- DIRECTIONS -
Filter these entries, keeping only lines that hold the word "time".

(Data records)
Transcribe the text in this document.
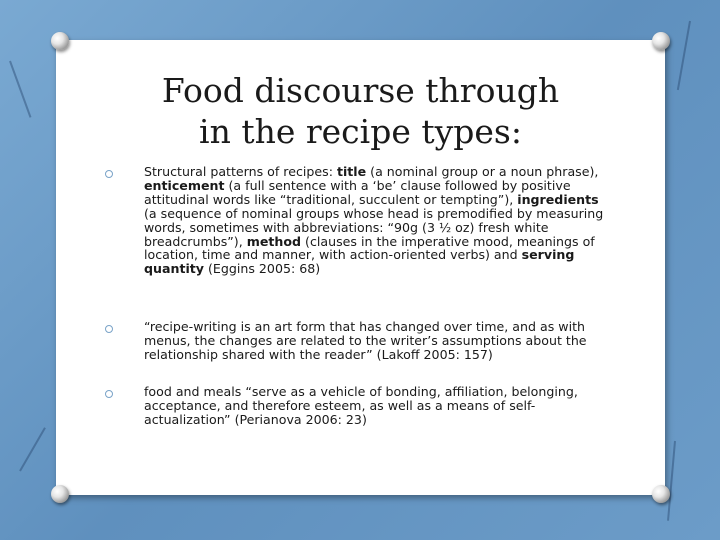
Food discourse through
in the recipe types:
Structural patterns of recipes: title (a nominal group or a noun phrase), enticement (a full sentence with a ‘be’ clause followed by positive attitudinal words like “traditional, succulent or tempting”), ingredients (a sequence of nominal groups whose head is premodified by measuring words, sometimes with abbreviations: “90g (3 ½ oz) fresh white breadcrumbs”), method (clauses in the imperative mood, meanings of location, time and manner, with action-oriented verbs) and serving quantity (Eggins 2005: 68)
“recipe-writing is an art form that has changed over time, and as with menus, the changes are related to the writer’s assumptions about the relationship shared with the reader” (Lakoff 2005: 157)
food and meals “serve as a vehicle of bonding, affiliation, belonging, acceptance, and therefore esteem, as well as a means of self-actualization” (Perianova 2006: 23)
---
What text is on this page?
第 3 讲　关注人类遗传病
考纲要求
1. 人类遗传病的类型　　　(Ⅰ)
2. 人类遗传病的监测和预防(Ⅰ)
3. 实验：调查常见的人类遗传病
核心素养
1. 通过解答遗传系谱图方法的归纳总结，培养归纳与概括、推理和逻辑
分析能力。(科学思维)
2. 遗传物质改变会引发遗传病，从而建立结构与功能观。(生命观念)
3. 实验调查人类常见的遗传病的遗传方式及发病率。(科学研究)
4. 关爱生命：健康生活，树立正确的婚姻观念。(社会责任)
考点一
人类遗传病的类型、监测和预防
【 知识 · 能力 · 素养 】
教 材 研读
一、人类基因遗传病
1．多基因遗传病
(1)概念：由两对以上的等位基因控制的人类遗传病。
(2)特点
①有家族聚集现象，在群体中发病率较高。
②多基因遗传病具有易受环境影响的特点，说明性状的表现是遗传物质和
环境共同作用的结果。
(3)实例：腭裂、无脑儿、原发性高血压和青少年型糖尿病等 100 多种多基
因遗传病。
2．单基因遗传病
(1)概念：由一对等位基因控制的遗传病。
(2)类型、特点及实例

- RESPONSE TO THIS TASK -
Structural patterns of recipes: title (a nominal group or a noun phrase), enticement (a full sentence with a ‘be’ clause followed by positive attitudinal words like “traditional, succulent or tempting”), ingredients (a sequence of nominal groups whose head is premodified by measuring words, sometimes with abbreviations: “90g (3 ½ oz) fresh white breadcrumbs”), method (clauses in the imperative mood, meanings of location, time and manner, with action-oriented verbs) and serving quantity (Eggins 2005: 68)
“recipe-writing is an art form that has changed over time, and as with menus, the changes are related to the writer’s assumptions about the relationship shared with the reader” (Lakoff 2005: 157)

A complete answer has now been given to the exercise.